=== WORK TO COMPLETE ===
Reproduce every line of the material below word for word, omitting the pictures.

::: EXERCISE INPUT :::

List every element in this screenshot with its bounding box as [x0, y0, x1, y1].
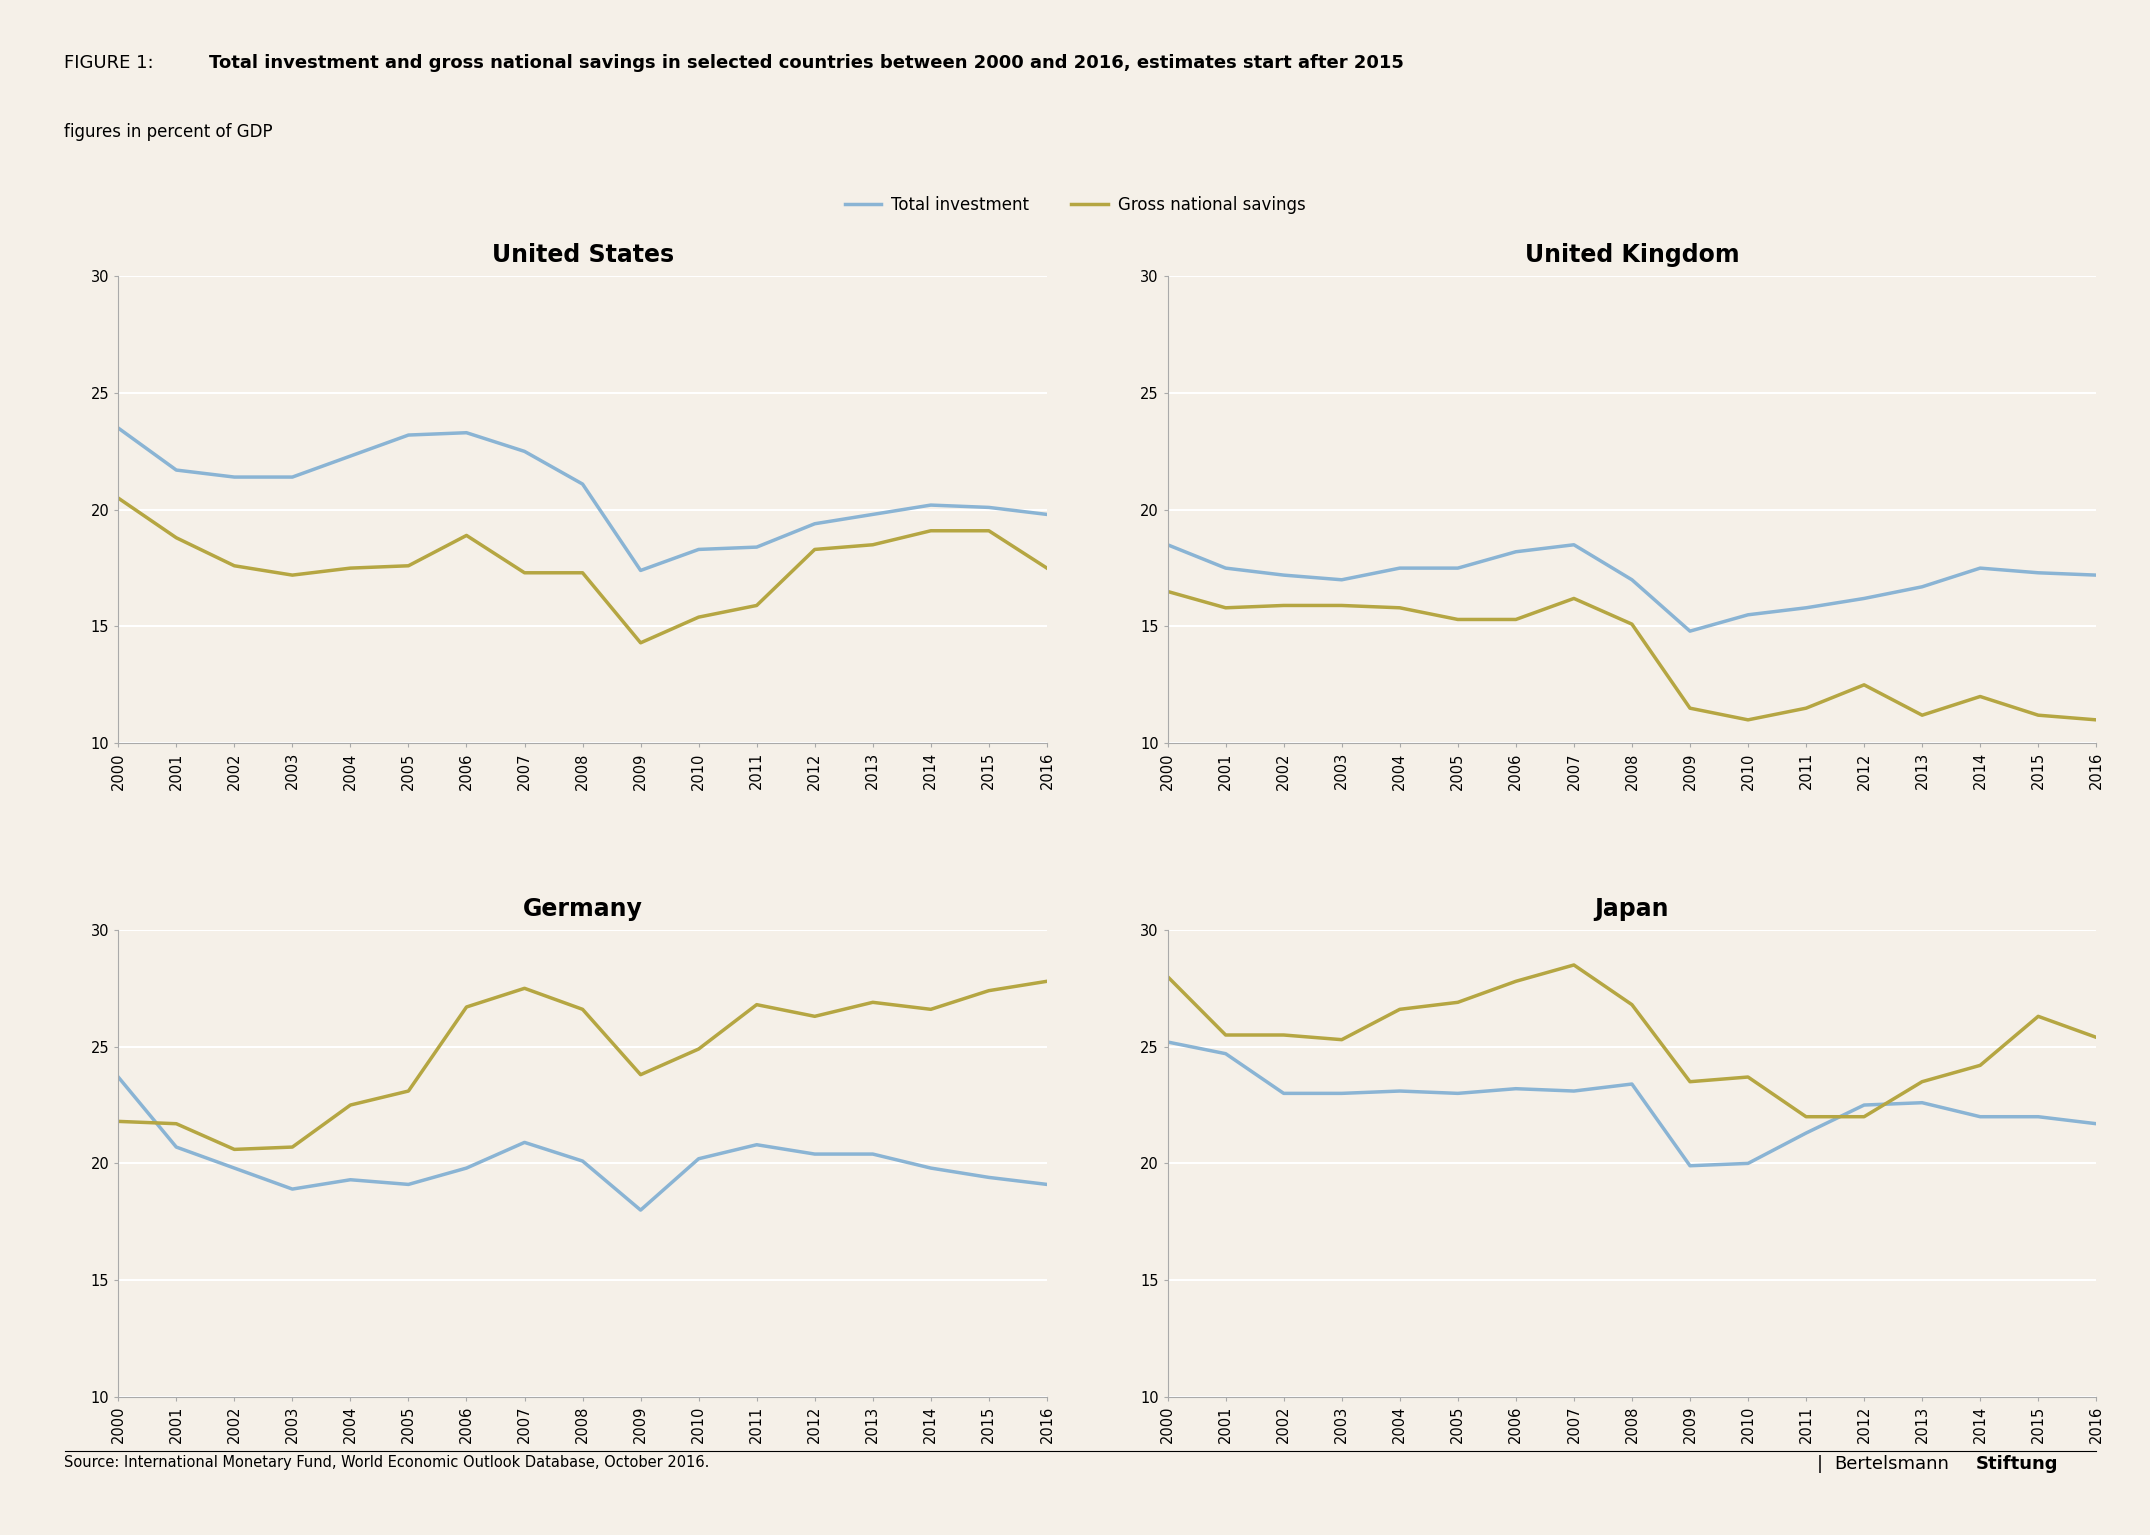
Legend: Total investment, Gross national savings: Total investment, Gross national savings — [845, 195, 1305, 213]
Text: |: | — [1817, 1455, 1823, 1474]
Text: FIGURE 1:: FIGURE 1: — [64, 54, 159, 72]
Title: United Kingdom: United Kingdom — [1524, 244, 1739, 267]
Title: United States: United States — [492, 244, 673, 267]
Text: Source: International Monetary Fund, World Economic Outlook Database, October 20: Source: International Monetary Fund, Wor… — [64, 1455, 710, 1471]
Text: Bertelsmann: Bertelsmann — [1834, 1455, 1948, 1474]
Title: Japan: Japan — [1595, 896, 1668, 921]
Title: Germany: Germany — [522, 896, 643, 921]
Text: figures in percent of GDP: figures in percent of GDP — [64, 123, 273, 141]
Text: Stiftung: Stiftung — [1976, 1455, 2058, 1474]
Text: Total investment and gross national savings in selected countries between 2000 a: Total investment and gross national savi… — [209, 54, 1404, 72]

:::

=== COMPLETED EXERCISE ===
List every element in this screenshot with its bounding box as [x0, y0, x1, y1].
Legend: Total investment, Gross national savings: Total investment, Gross national savings — [845, 195, 1305, 213]
Text: |: | — [1817, 1455, 1823, 1474]
Text: FIGURE 1:: FIGURE 1: — [64, 54, 159, 72]
Title: United Kingdom: United Kingdom — [1524, 244, 1739, 267]
Title: United States: United States — [492, 244, 673, 267]
Text: Source: International Monetary Fund, World Economic Outlook Database, October 20: Source: International Monetary Fund, Wor… — [64, 1455, 710, 1471]
Text: Bertelsmann: Bertelsmann — [1834, 1455, 1948, 1474]
Title: Japan: Japan — [1595, 896, 1668, 921]
Title: Germany: Germany — [522, 896, 643, 921]
Text: figures in percent of GDP: figures in percent of GDP — [64, 123, 273, 141]
Text: Stiftung: Stiftung — [1976, 1455, 2058, 1474]
Text: Total investment and gross national savings in selected countries between 2000 a: Total investment and gross national savi… — [209, 54, 1404, 72]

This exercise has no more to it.